(Dataset listings of figures)

——

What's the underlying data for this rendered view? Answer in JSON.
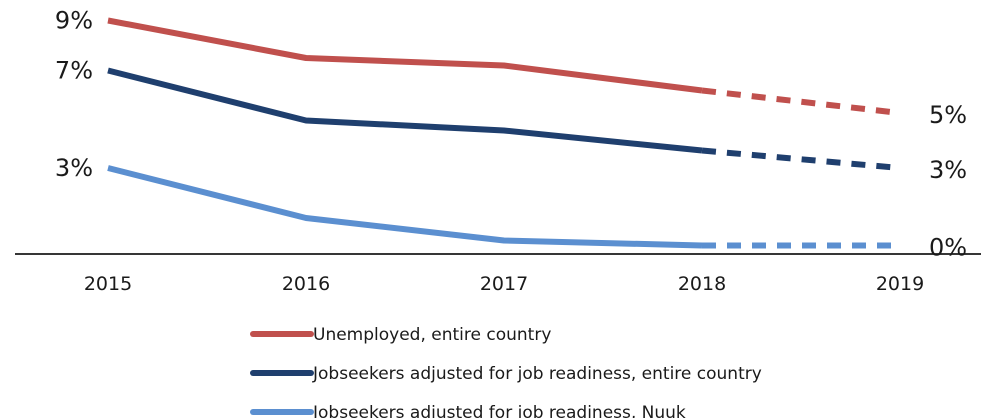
{
  "chart_data": {
    "type": "line",
    "title": "",
    "xlabel": "",
    "ylabel": "",
    "categories": [
      "2015",
      "2016",
      "2017",
      "2018",
      "2019"
    ],
    "ylim": [
      0,
      10
    ],
    "grid": false,
    "legend_placement": "bottom",
    "projection_from": "2018",
    "series": [
      {
        "name": "Unemployed, entire country",
        "color": "#c0504d",
        "values": [
          9.1,
          7.6,
          7.3,
          6.3,
          5.4
        ],
        "start_label": "9%",
        "end_label": "5%"
      },
      {
        "name": "Jobseekers adjusted for job readiness, entire country",
        "color": "#1f3f6e",
        "values": [
          7.1,
          5.1,
          4.7,
          3.9,
          3.2
        ],
        "start_label": "7%",
        "end_label": "3%"
      },
      {
        "name": "Jobseekers adjusted for job readiness, Nuuk",
        "color": "#5b8fd0",
        "values": [
          3.2,
          1.2,
          0.3,
          0.1,
          0.1
        ],
        "start_label": "3%",
        "end_label": "0%"
      }
    ]
  }
}
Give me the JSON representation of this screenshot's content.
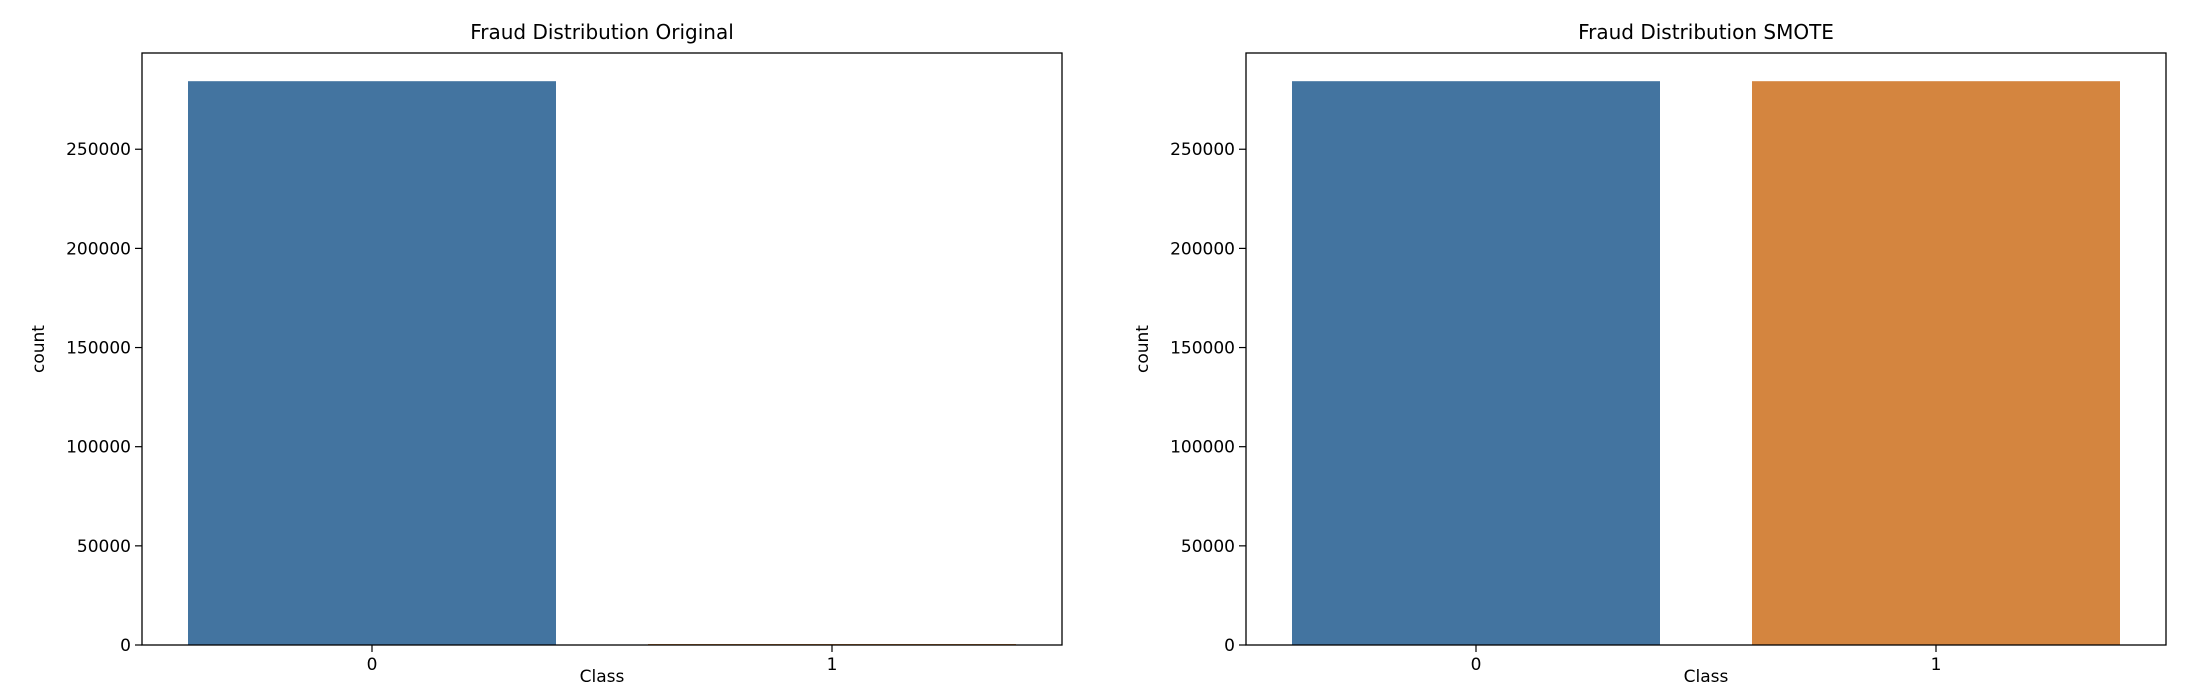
{
  "chart_data": [
    {
      "type": "bar",
      "title": "Fraud Distribution Original",
      "xlabel": "Class",
      "ylabel": "count",
      "categories": [
        "0",
        "1"
      ],
      "values": [
        284315,
        492
      ],
      "colors": [
        "#4374a0",
        "#d4853f"
      ],
      "yticks": [
        0,
        50000,
        100000,
        150000,
        200000,
        250000
      ],
      "ylim": [
        0,
        298531
      ],
      "grid": false
    },
    {
      "type": "bar",
      "title": "Fraud Distribution SMOTE",
      "xlabel": "Class",
      "ylabel": "count",
      "categories": [
        "0",
        "1"
      ],
      "values": [
        284315,
        284315
      ],
      "colors": [
        "#4374a0",
        "#d4853f"
      ],
      "yticks": [
        0,
        50000,
        100000,
        150000,
        200000,
        250000
      ],
      "ylim": [
        0,
        298531
      ],
      "grid": false
    }
  ]
}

——

» **WHAT IS BEING ASKED**:
Search the lines for "name". Copy each line that has it.

» **THE SOLUTION**:
        "name": "Unemployed, entire country",
        "name": "Jobseekers adjusted for job readiness, entire country",
        "name": "Jobseekers adjusted for job readiness, Nuuk",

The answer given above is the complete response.